◆ Trecho selecionado ◆
------------------------------

2.3 Tipos de processos administrativos
A doutrina brasileira cita vários tipos de processos administrativos tais como de mera tramitação, controle, contratual, revisional, outorga de direitos e o punitivo. O processo punitivo tem como objetivo “a averiguação de situações irregulares ou ilegais na Administração e, quando elas se positivam, ensejam também a aplicação de penalidade” (CARVALHO FILHO, 2005, p. 887).
Segundo Meirelles (2000, p. 637) “processo administrativo punitivo é todo aquele promovido pela Administração para a imposição de penalidade por infração de lei, regulamento ou contrato. Esses processo devem ser necessariamente contraditórios, com oportunidade de defesa e estrita observância do devido processo legal (due processo f law), sob pena de nulidade da sanção imposta”.
Além disso, Meirelles (2000, p. 638) sustenta ainda que “nessa modalidade incluem-se todos os procedimentos que visem à imposição de alguma sanção administrativa ao administrado, ao servidor ou a quem eventualmente esteja vinculado à Administração por uma relação especial de hierarquia, como são os militares, os estudantes e os demais frequentadores de estabelecimentos públicos sujeitos circunstancialmente à sua disciplina”.

------------------------------

[Dados extraídos de uma coleção]

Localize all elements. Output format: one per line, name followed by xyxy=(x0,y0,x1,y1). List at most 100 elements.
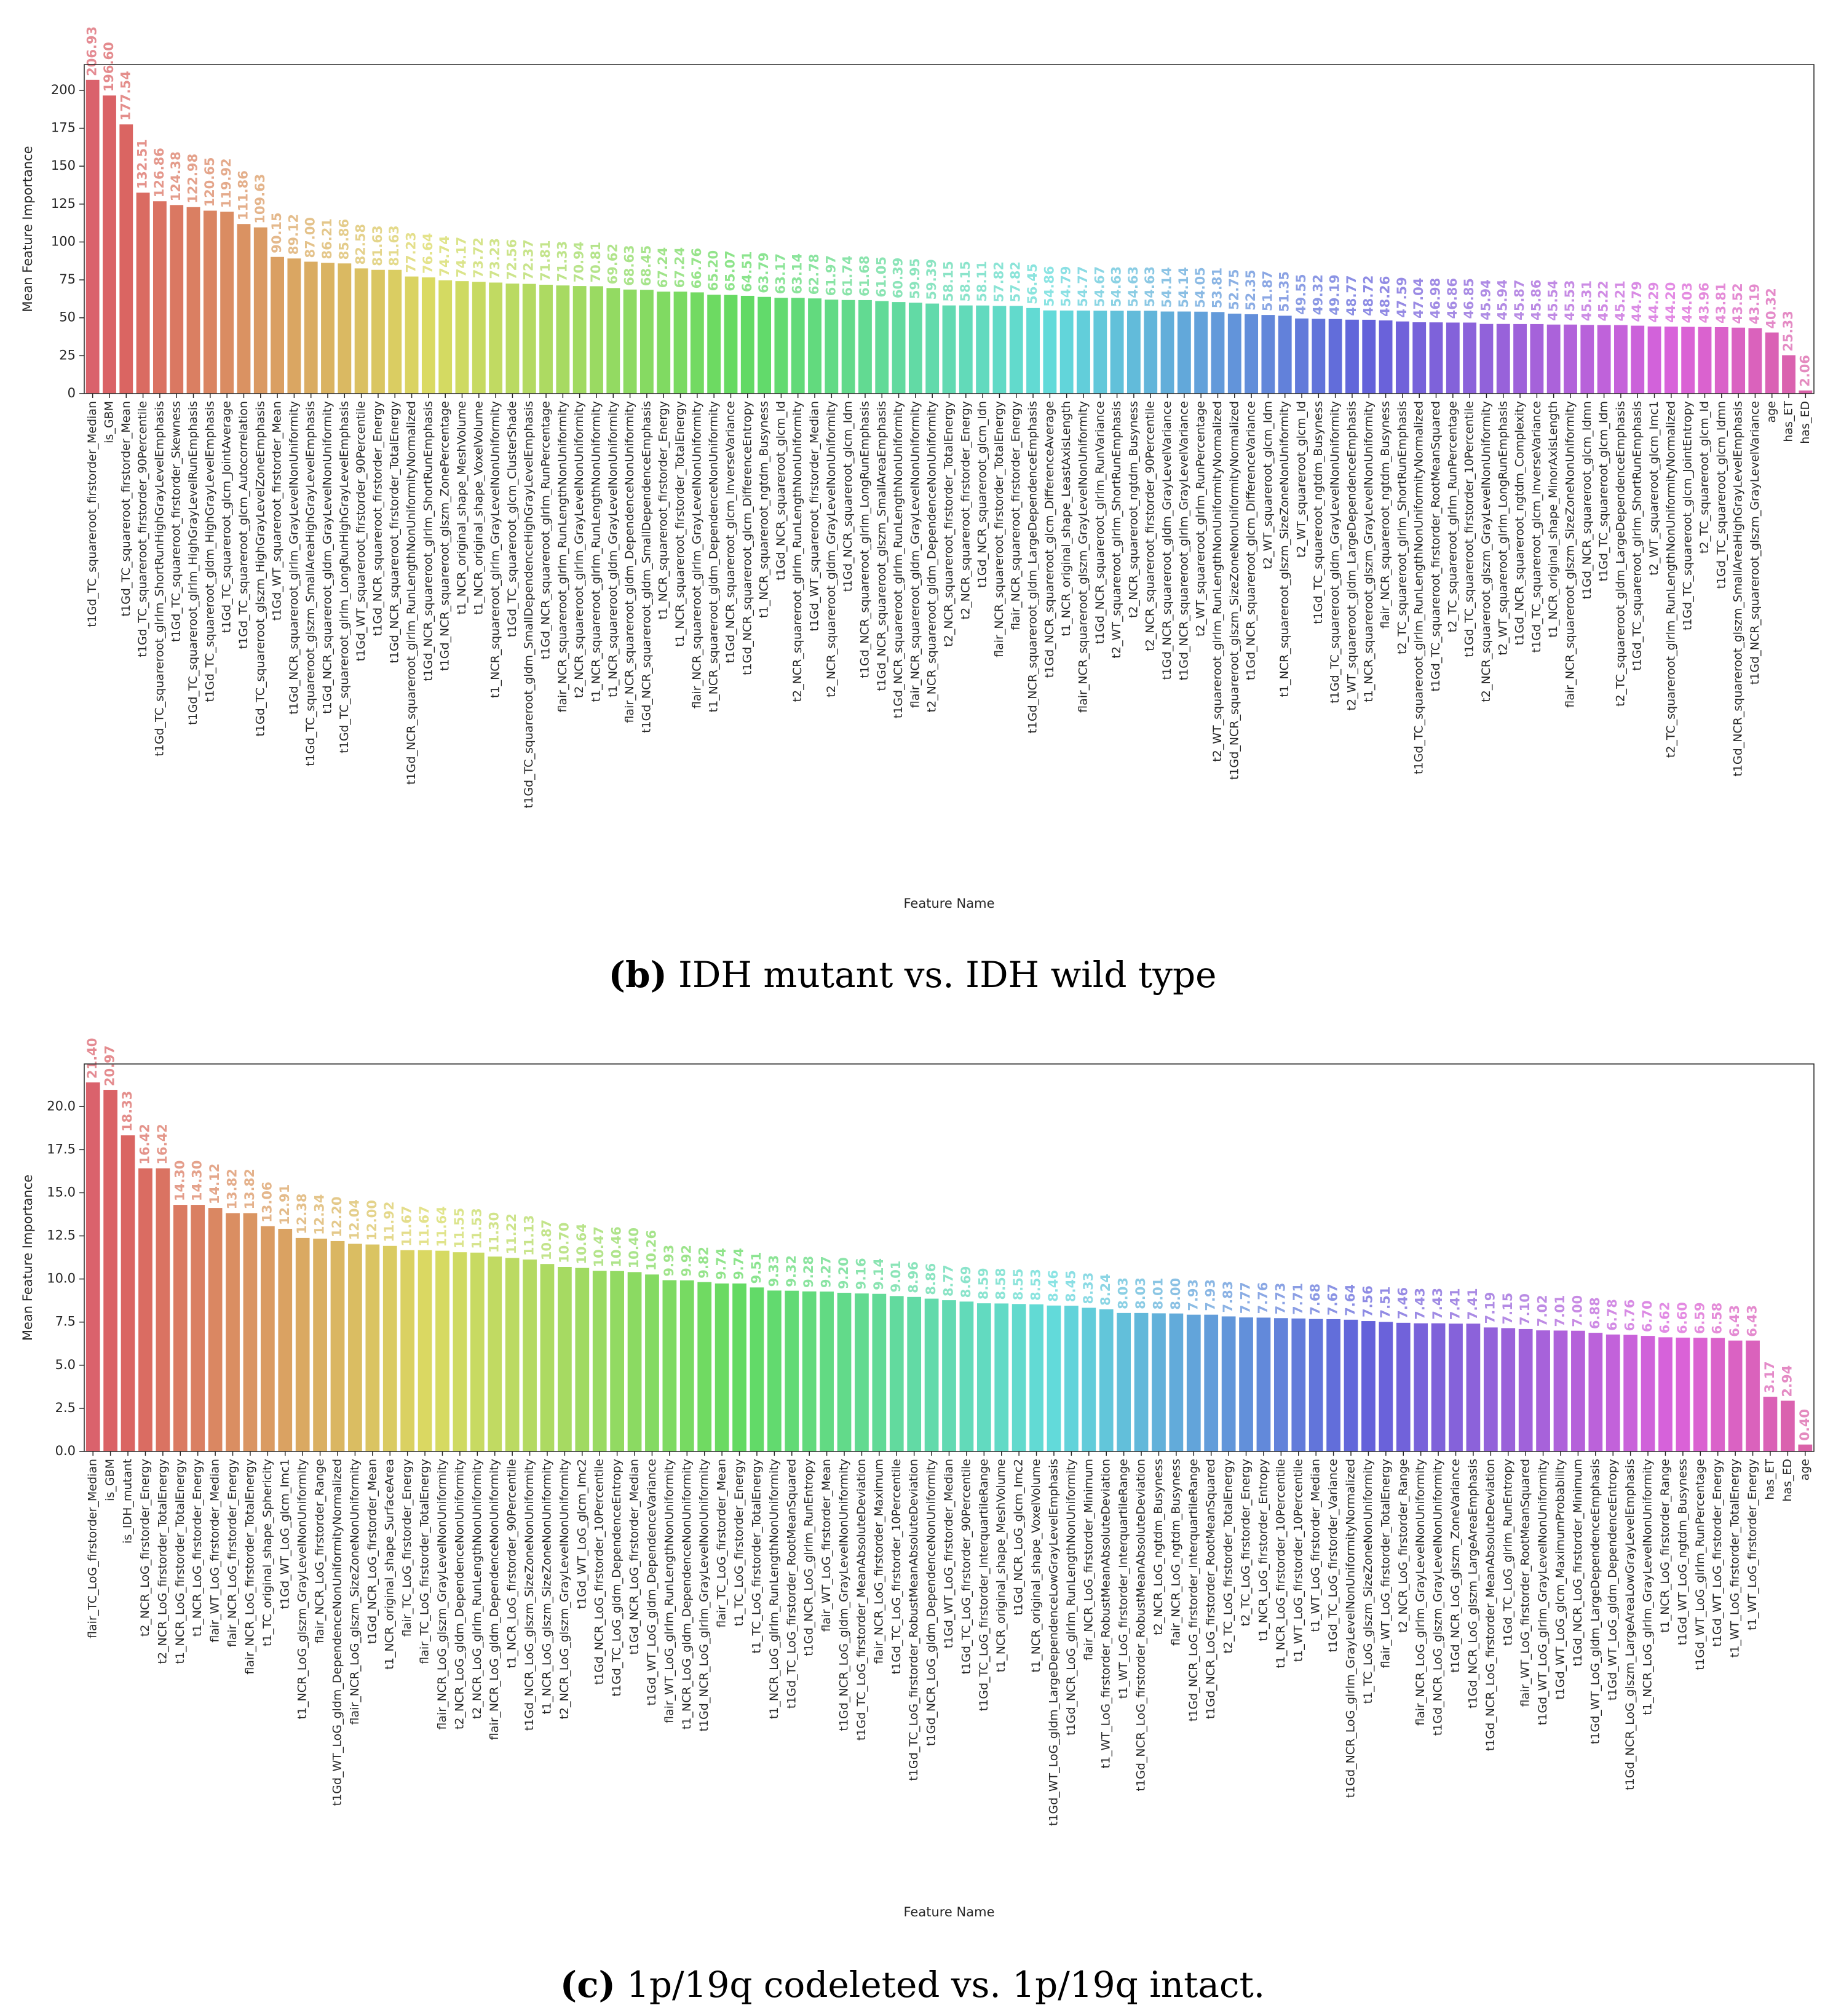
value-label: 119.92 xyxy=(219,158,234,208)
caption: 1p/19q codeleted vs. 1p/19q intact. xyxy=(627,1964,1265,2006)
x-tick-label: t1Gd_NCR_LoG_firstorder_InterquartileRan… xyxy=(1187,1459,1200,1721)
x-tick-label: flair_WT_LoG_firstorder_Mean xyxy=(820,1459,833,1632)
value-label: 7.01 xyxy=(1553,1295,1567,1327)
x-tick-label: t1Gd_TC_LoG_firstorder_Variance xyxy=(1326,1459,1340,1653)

------------------------------

◆ Objetivos ◆
[1] Duplique o trecho sobre processos administrativos entre "2.3 Tipos de" e "2005, p. 887).", inclusive.
[2] No trecho sobre processos administrativos, qual é a consequência, segundo Meirelles, de não se observar estritamente o devido processo legal no processo punitivo?
[3] Prossiga com o texto sobre tipos de processos administrativos a partir do ponto em que ele termina.

◆ Respostas ◆
[1]
2.3 Tipos de processos administrativos
A doutrina brasileira cita vários tipos de processos administrativos tais como de mera tramitação, controle, contratual, revisional, outorga de direitos e o punitivo. O processo punitivo tem como objetivo “a averiguação de situações irregulares ou ilegais na Administração e, quando elas se positivam, ensejam também a aplicação de penalidade” (CARVALHO FILHO, 2005, p. 887).

[2] A nulidade da sanção imposta.

[3]
Destaca-se também que a doutrina nacional do Brasil leciona que o processo punitivo pode interno ou externo. O primeiro se dá quando a apuração e a punição estão relacionadas com exercício funcional do servidor público para com o Estado, como por exemplo, processo que culmina na suspensão do servidor. Já o segundo, ocorre quando o objeto do processo é fato ocorrido entre Estado e administrados em geral, como por exemplo, processo que gera cassação de licença. De acordo com Carvalho Filho (2005, p. 887) “o processo com objeto punitivo interno denomina-se de processo administrativo disciplinar”.
3 Processo administrativo disciplinar
Conforme já mencionado na introdução o art. 148 da Lei nº. 8.112/90 dispõe que “o processo disciplinar é o instrumento destinado a apurar a responsabilidade de servidor por infração praticada no exercício de suas atribuições, ou que tenha relação com as atribuições do cargo em que se encontre investido”.
Carvalho Filho (2005, p. 896) entende que “processo administrativo-disciplinar é o instrumento formal através do qual a Administração apura a existência de infrações praticadas por seus servidores e, se for o caso, aplica as sanções adequadas”.
Não menos brilhante, Meirelles (2000, p. 638) entende que “Processo administrativo disciplinar, também chamado impropriamente de inquérito administrativo, é o meio de apuração e punição de faltas graves dos servidores públicos […]”.
Mal comparando, o processo administrativo disciplinar equipara-se ao processo judicial criminal. Neste ocorre à imposição de penas aos criminosos; já o processo administrativo disciplinar é utilizado para imputar aos infratores as penas administrativas correspondentes à infração.
Portanto, o processo administrativo disciplinar é o “processo penal administrativo”, isto é, o instrumento pelo qual é imputada acusação a alguém. Assim, é o instrumento que deve ser obrigatoriamente utilizado pela Administração Pública para apurar e punir as faltas supostamente cometidas por servidores públicos ocupantes de cargo público efetivo.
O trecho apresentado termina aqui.